--- Items from a data source ---
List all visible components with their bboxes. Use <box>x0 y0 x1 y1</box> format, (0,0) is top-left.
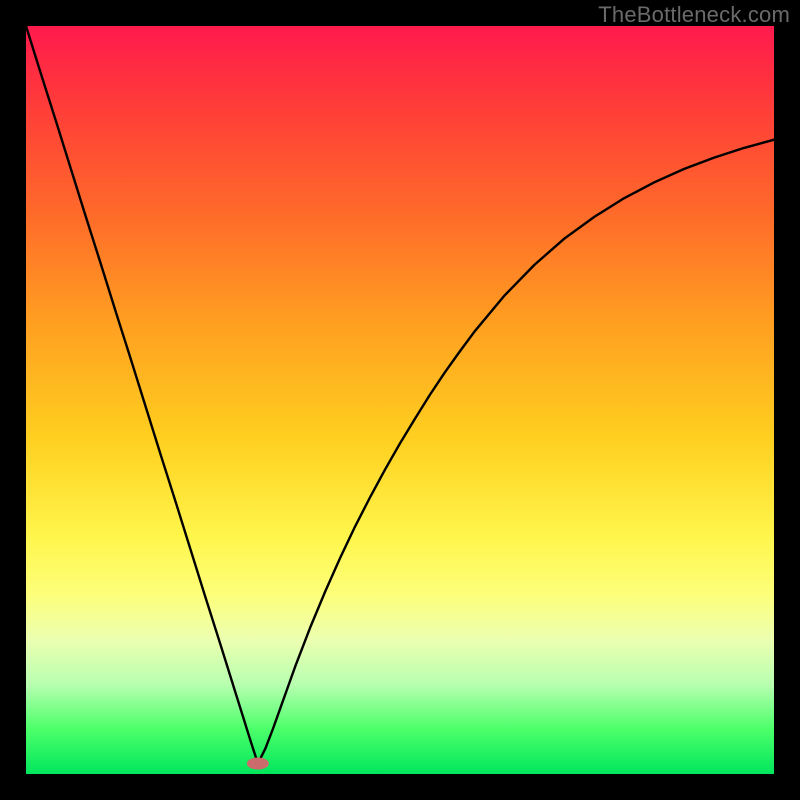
watermark-label: TheBottleneck.com <box>598 2 790 28</box>
chart-frame: TheBottleneck.com <box>0 0 800 800</box>
chart-plot-area <box>26 26 774 774</box>
minimum-marker <box>247 758 269 770</box>
chart-svg <box>26 26 774 774</box>
curve-left-branch <box>26 26 258 764</box>
curve-right-branch <box>258 140 774 764</box>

--- WRITTEN TASK ---
Return every line of the rows above word for word, leaving out the pictures.

--- RESULT OF THIS TASK ---
List all visible components with their bboxes. Use <box>x0 y0 x1 y1</box> format, (0,0) is top-left.
watermark-label: TheBottleneck.com <box>598 2 790 28</box>
chart-frame: TheBottleneck.com <box>0 0 800 800</box>
chart-plot-area <box>26 26 774 774</box>
minimum-marker <box>247 758 269 770</box>
chart-svg <box>26 26 774 774</box>
curve-left-branch <box>26 26 258 764</box>
curve-right-branch <box>258 140 774 764</box>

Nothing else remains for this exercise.